* [PROBLEM TO WORK ON]
Print all of the entries exactly, minus the pictures.

* [DATA]
-- start --
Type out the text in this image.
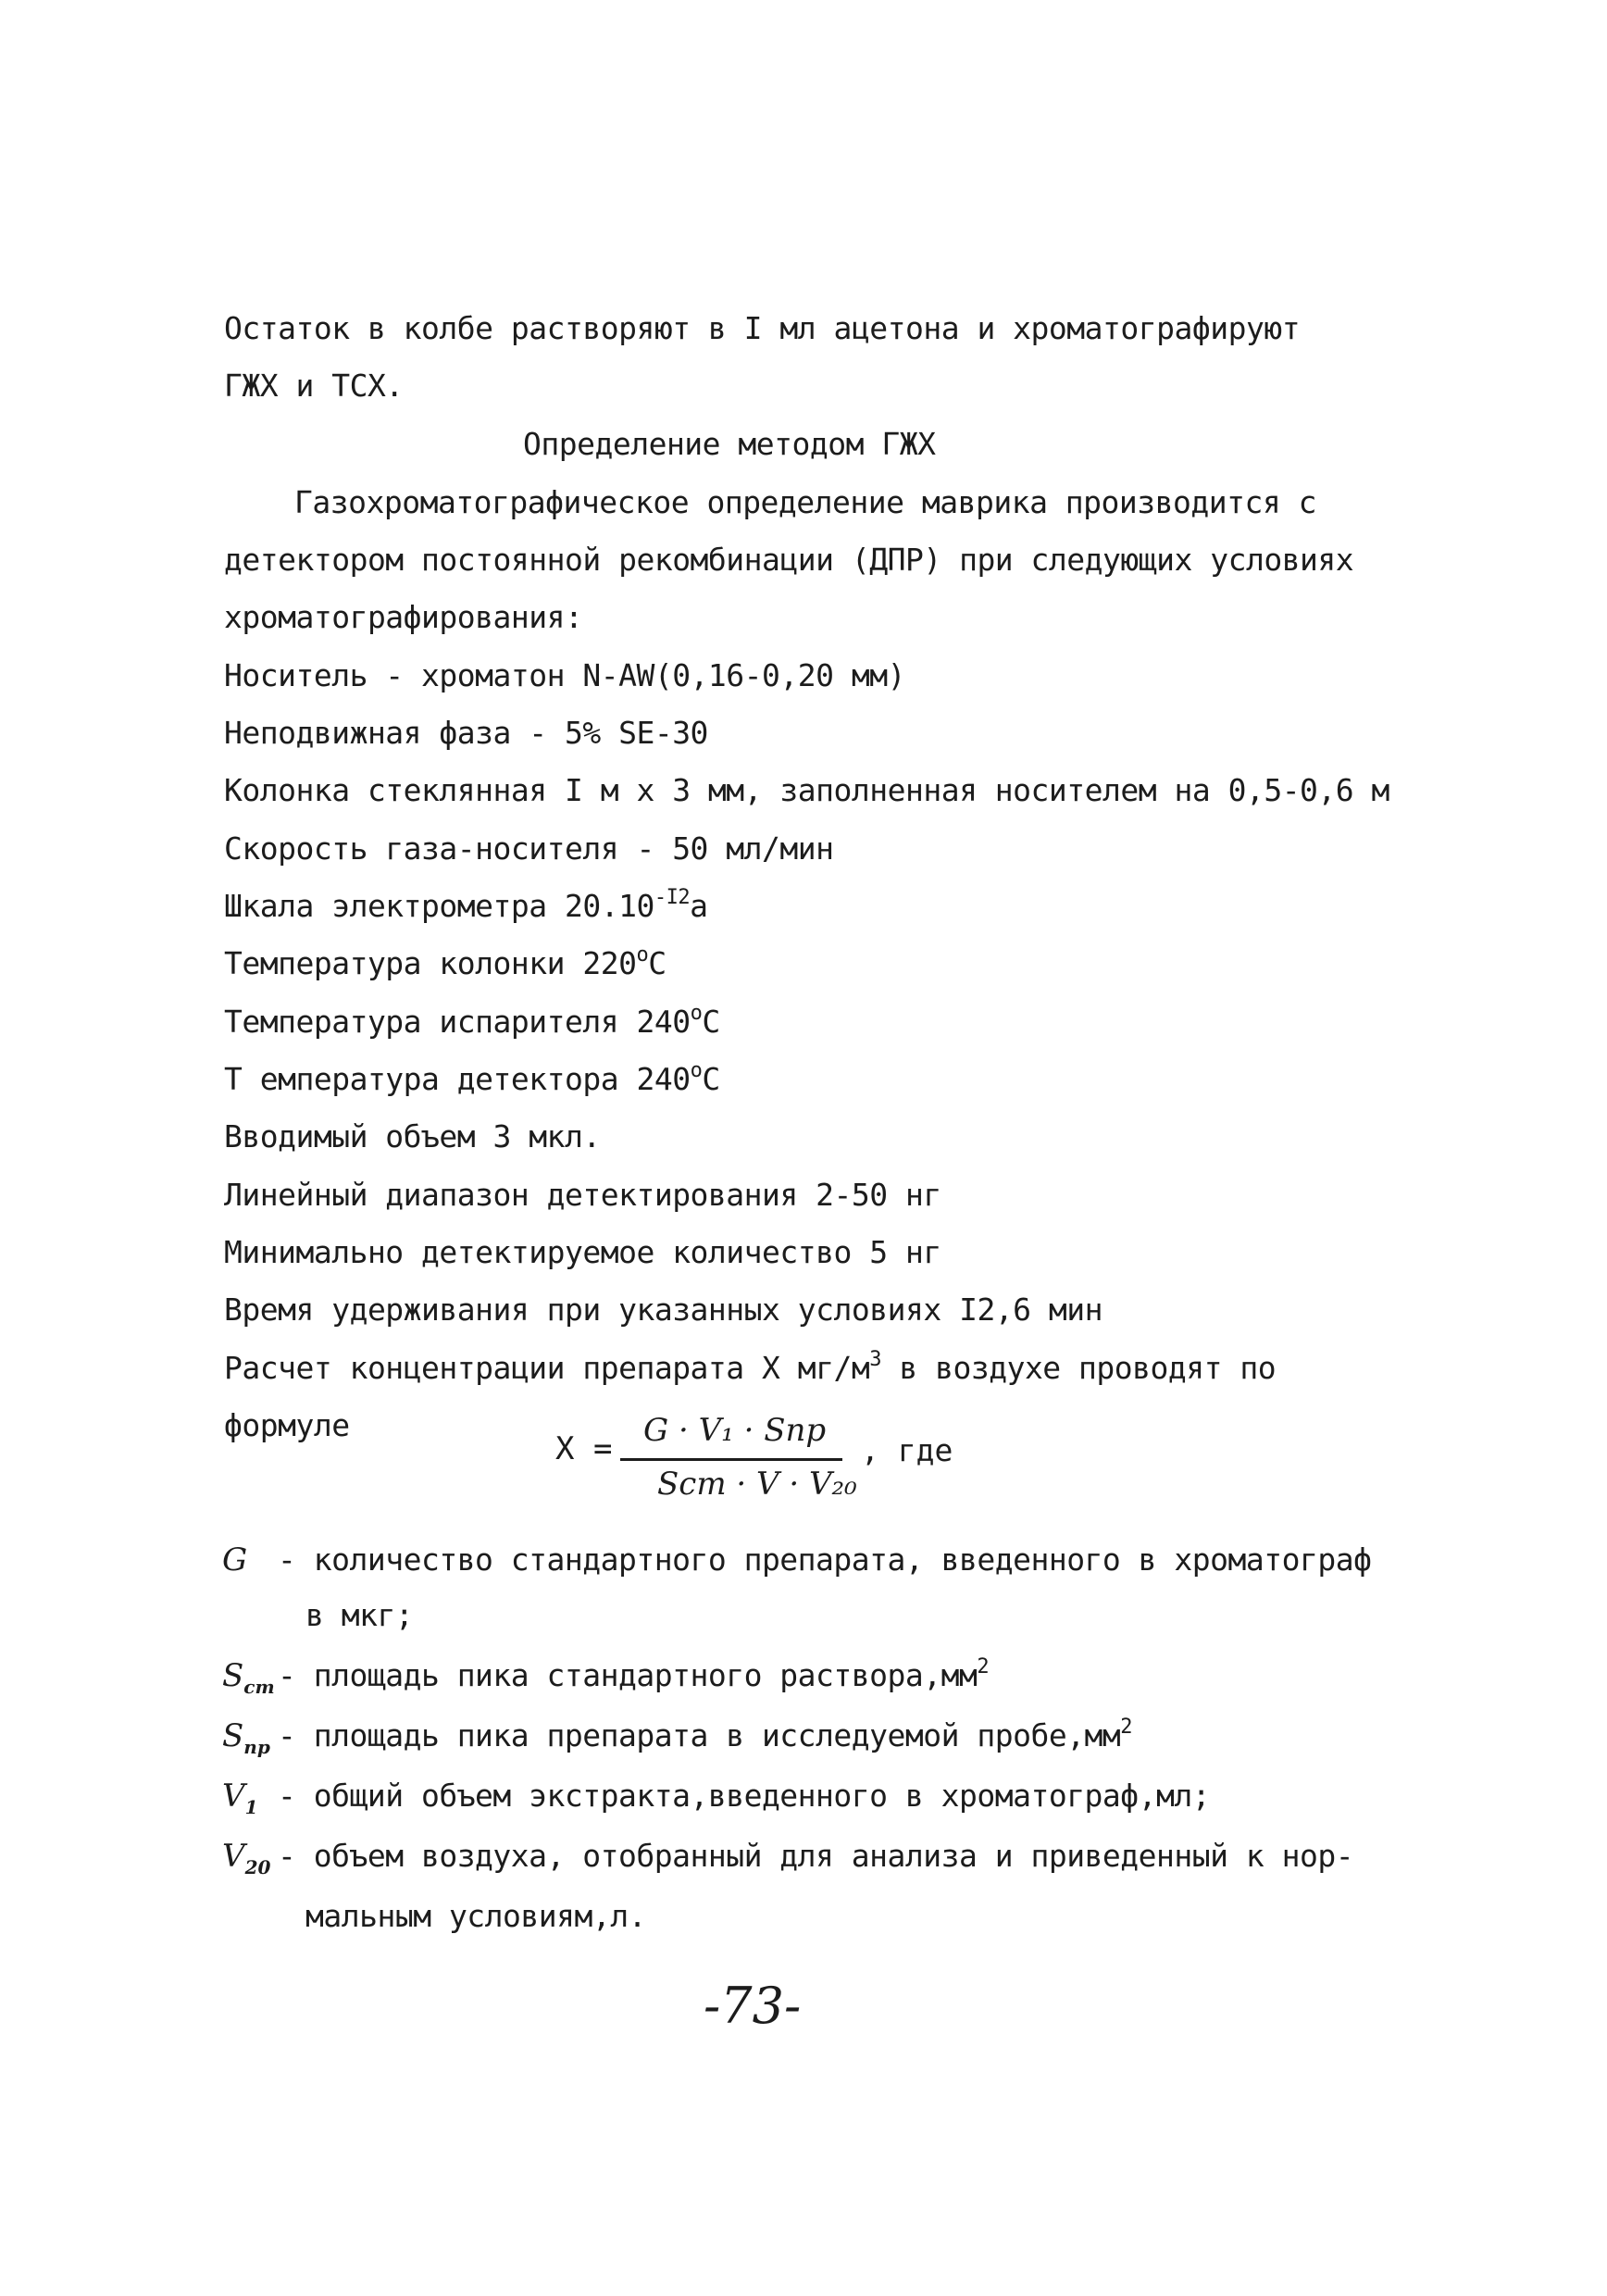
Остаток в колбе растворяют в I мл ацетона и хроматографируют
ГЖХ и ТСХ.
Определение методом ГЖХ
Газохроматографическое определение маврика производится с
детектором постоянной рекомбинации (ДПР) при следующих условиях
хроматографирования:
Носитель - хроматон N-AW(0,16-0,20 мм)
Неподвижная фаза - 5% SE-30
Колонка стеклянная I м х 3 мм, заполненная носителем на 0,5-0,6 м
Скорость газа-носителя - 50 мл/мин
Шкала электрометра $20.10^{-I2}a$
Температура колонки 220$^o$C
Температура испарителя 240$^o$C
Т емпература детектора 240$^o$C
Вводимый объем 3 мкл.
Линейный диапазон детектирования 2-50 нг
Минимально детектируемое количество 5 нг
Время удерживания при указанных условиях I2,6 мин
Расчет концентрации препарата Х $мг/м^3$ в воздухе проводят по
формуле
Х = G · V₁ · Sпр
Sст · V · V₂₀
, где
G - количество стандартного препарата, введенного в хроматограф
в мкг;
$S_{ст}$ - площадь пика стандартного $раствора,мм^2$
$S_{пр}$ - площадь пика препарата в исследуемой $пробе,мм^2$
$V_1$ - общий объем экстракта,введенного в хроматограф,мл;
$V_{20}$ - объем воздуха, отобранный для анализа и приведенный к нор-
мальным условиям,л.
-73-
-- end --
* [SOLUTION FOR THIS PROBLEM]
Type out the text in this image.
Остаток в колбе растворяют в I мл ацетона и хроматографируют
ГЖХ и ТСХ.
Определение методом ГЖХ
Газохроматографическое определение маврика производится с
детектором постоянной рекомбинации (ДПР) при следующих условиях
хроматографирования:
Носитель - хроматон N-AW(0,16-0,20 мм)
Неподвижная фаза - 5% SE-30
Колонка стеклянная I м х 3 мм, заполненная носителем на 0,5-0,6 м
Скорость газа-носителя - 50 мл/мин
Шкала электрометра $20.10^{-I2}a$
Температура колонки 220$^o$C
Температура испарителя 240$^o$C
Т емпература детектора 240$^o$C
Вводимый объем 3 мкл.
Линейный диапазон детектирования 2-50 нг
Минимально детектируемое количество 5 нг
Время удерживания при указанных условиях I2,6 мин
Расчет концентрации препарата Х $мг/м^3$ в воздухе проводят по
формуле
Х = G · V₁ · Sпр
Sст · V · V₂₀
, где
G - количество стандартного препарата, введенного в хроматограф
в мкг;
$S_{ст}$ - площадь пика стандартного $раствора,мм^2$
$S_{пр}$ - площадь пика препарата в исследуемой $пробе,мм^2$
$V_1$ - общий объем экстракта,введенного в хроматограф,мл;
$V_{20}$ - объем воздуха, отобранный для анализа и приведенный к нор-
мальным условиям,л.
-73-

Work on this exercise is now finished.